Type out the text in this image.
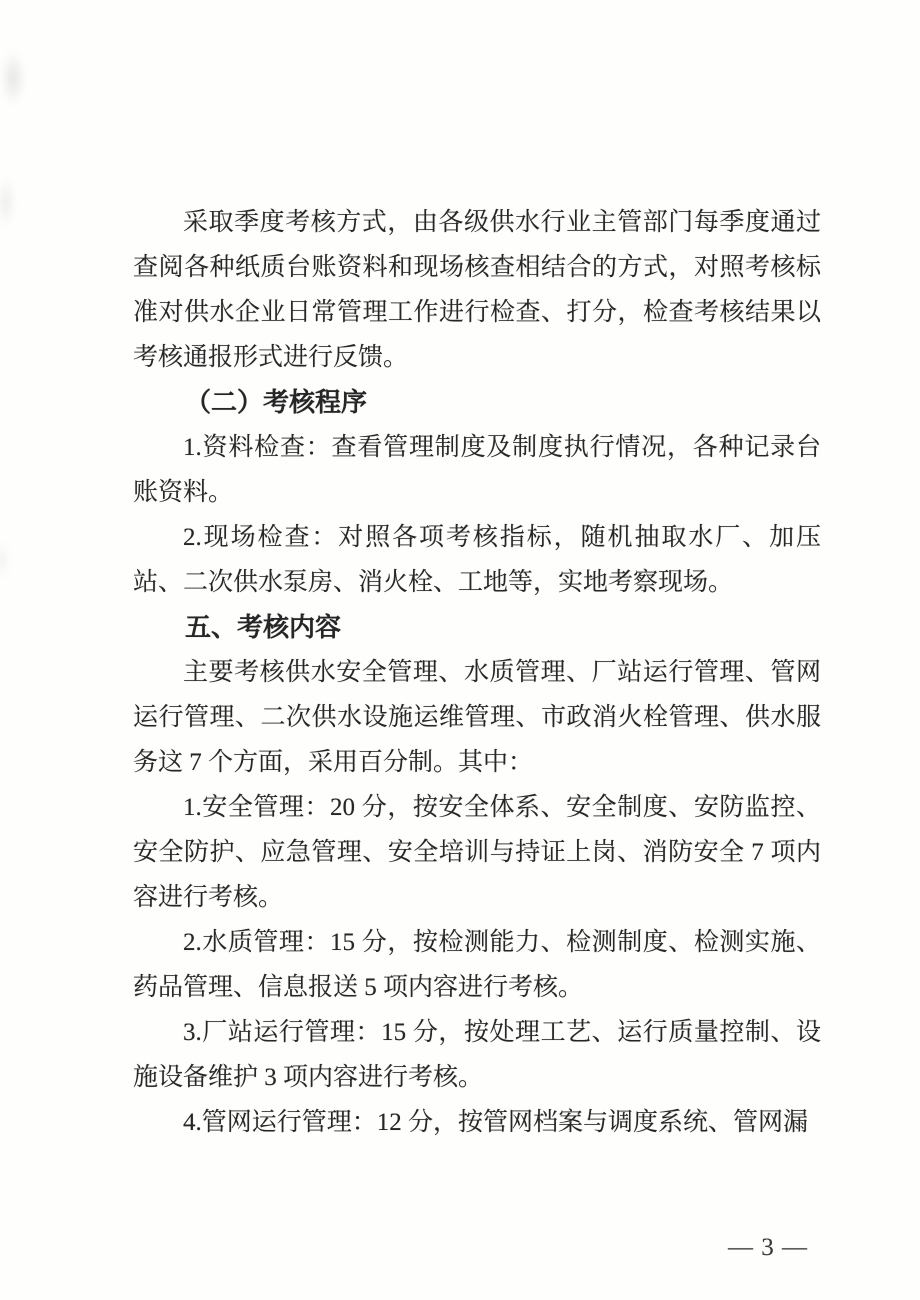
采取季度考核方式，由各级供水行业主管部门每季度通过查阅各种纸质台账资料和现场核查相结合的方式，对照考核标准对供水企业日常管理工作进行检查、打分，检查考核结果以考核通报形式进行反馈。

（二）考核程序

1.资料检查：查看管理制度及制度执行情况，各种记录台账资料。

2.现场检查：对照各项考核指标，随机抽取水厂、加压站、二次供水泵房、消火栓、工地等，实地考察现场。

五、考核内容

主要考核供水安全管理、水质管理、厂站运行管理、管网运行管理、二次供水设施运维管理、市政消火栓管理、供水服务这 7 个方面，采用百分制。其中：

1.安全管理：20 分，按安全体系、安全制度、安防监控、安全防护、应急管理、安全培训与持证上岗、消防安全 7 项内容进行考核。

2.水质管理：15 分，按检测能力、检测制度、检测实施、药品管理、信息报送 5 项内容进行考核。

3.厂站运行管理：15 分，按处理工艺、运行质量控制、设施设备维护 3 项内容进行考核。

4.管网运行管理：12 分，按管网档案与调度系统、管网漏

— 3 —
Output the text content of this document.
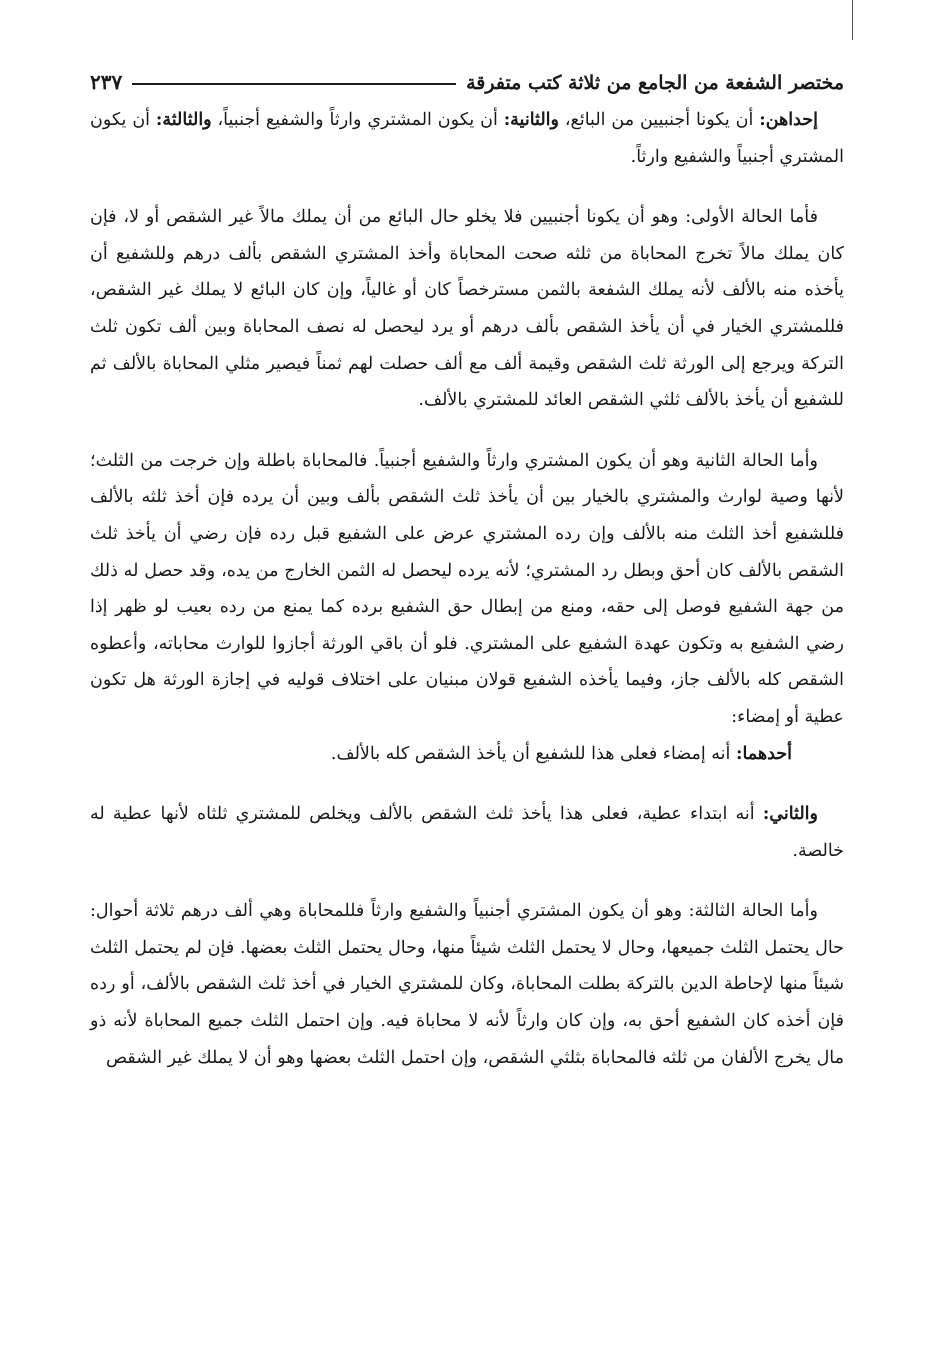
مختصر الشفعة من الجامع من ثلاثة كتب متفرقة
٢٣٧

إحداهن: أن يكونا أجنبيين من البائع، والثانية: أن يكون المشتري وارثاً والشفيع أجنبياً، والثالثة: أن يكون المشتري أجنبياً والشفيع وارثاً.

فأما الحالة الأولى: وهو أن يكونا أجنبيين فلا يخلو حال البائع من أن يملك مالاً غير الشقص أو لا، فإن كان يملك مالاً تخرج المحاباة من ثلثه صحت المحاباة وأخذ المشتري الشقص بألف درهم وللشفيع أن يأخذه منه بالألف لأنه يملك الشفعة بالثمن مسترخصاً كان أو غالياً، وإن كان البائع لا يملك غير الشقص، فللمشتري الخيار في أن يأخذ الشقص بألف درهم أو يرد ليحصل له نصف المحاباة وبين ألف تكون ثلث التركة ويرجع إلى الورثة ثلث الشقص وقيمة ألف مع ألف حصلت لهم ثمناً فيصير مثلي المحاباة بالألف ثم للشفيع أن يأخذ بالألف ثلثي الشقص العائد للمشتري بالألف.

وأما الحالة الثانية وهو أن يكون المشتري وارثاً والشفيع أجنبياً. فالمحاباة باطلة وإن خرجت من الثلث؛ لأنها وصية لوارث والمشتري بالخيار بين أن يأخذ ثلث الشقص بألف وبين أن يرده فإن أخذ ثلثه بالألف فللشفيع أخذ الثلث منه بالألف وإن رده المشتري عرض على الشفيع قبل رده فإن رضي أن يأخذ ثلث الشقص بالألف كان أحق وبطل رد المشتري؛ لأنه يرده ليحصل له الثمن الخارج من يده، وقد حصل له ذلك من جهة الشفيع فوصل إلى حقه، ومنع من إبطال حق الشفيع برده كما يمنع من رده بعيب لو ظهر إذا رضي الشفيع به وتكون عهدة الشفيع على المشتري. فلو أن باقي الورثة أجازوا للوارث محاباته، وأعطوه الشقص كله بالألف جاز، وفيما يأخذه الشفيع قولان مبنيان على اختلاف قوليه في إجازة الورثة هل تكون عطية أو إمضاء:

أحدهما: أنه إمضاء فعلى هذا للشفيع أن يأخذ الشقص كله بالألف.

والثاني: أنه ابتداء عطية، فعلى هذا يأخذ ثلث الشقص بالألف ويخلص للمشتري ثلثاه لأنها عطية له خالصة.

وأما الحالة الثالثة: وهو أن يكون المشتري أجنبياً والشفيع وارثاً فللمحاباة وهي ألف درهم ثلاثة أحوال: حال يحتمل الثلث جميعها، وحال لا يحتمل الثلث شيئاً منها، وحال يحتمل الثلث بعضها. فإن لم يحتمل الثلث شيئاً منها لإحاطة الدين بالتركة بطلت المحاباة، وكان للمشتري الخيار في أخذ ثلث الشقص بالألف، أو رده فإن أخذه كان الشفيع أحق به، وإن كان وارثاً لأنه لا محاباة فيه. وإن احتمل الثلث جميع المحاباة لأنه ذو مال يخرج الألفان من ثلثه فالمحاباة بثلثي الشقص، وإن احتمل الثلث بعضها وهو أن لا يملك غير الشقص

-- -- --

■ REQUIRED WORK ■
Search the records for the word "厂站运行管理" and copy every line where it occurs.

■ EXERCISE RESPONSE ■
主要考核供水安全管理、水质管理、厂站运行管理、管网运行管理、二次供水设施运维管理、市政消火栓管理、供水服务这 7 个方面，采用百分制。其中：
3.厂站运行管理：15 分，按处理工艺、运行质量控制、设施设备维护 3 项内容进行考核。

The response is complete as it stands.